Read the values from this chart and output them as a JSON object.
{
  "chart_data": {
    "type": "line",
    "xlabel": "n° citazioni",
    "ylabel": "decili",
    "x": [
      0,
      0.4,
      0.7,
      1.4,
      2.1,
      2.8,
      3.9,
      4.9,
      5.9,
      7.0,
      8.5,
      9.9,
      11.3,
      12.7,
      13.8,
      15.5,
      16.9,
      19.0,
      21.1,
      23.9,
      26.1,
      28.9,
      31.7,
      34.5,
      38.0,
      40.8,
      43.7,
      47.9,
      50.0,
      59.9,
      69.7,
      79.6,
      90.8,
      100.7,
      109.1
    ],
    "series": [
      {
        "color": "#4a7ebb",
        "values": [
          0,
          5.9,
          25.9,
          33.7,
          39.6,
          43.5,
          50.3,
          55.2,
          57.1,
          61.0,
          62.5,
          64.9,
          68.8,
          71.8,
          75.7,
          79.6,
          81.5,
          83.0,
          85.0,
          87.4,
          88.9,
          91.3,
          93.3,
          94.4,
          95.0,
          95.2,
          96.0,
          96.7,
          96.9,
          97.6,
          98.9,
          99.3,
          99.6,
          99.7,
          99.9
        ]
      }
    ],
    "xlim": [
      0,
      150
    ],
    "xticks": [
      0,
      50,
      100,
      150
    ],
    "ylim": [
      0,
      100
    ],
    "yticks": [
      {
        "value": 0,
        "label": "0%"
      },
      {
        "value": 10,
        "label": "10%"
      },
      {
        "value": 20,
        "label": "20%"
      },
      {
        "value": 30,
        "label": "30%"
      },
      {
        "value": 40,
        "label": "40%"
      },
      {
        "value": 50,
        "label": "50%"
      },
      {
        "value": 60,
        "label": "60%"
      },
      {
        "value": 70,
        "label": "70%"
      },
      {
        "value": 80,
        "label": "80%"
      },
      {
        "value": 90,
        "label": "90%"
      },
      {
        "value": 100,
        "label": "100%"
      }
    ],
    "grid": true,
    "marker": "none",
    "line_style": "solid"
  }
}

________________________

DO THIS:
Determine how many lines of the records above contain the word "values", and report only that number.

CORRECT OUTPUT:
2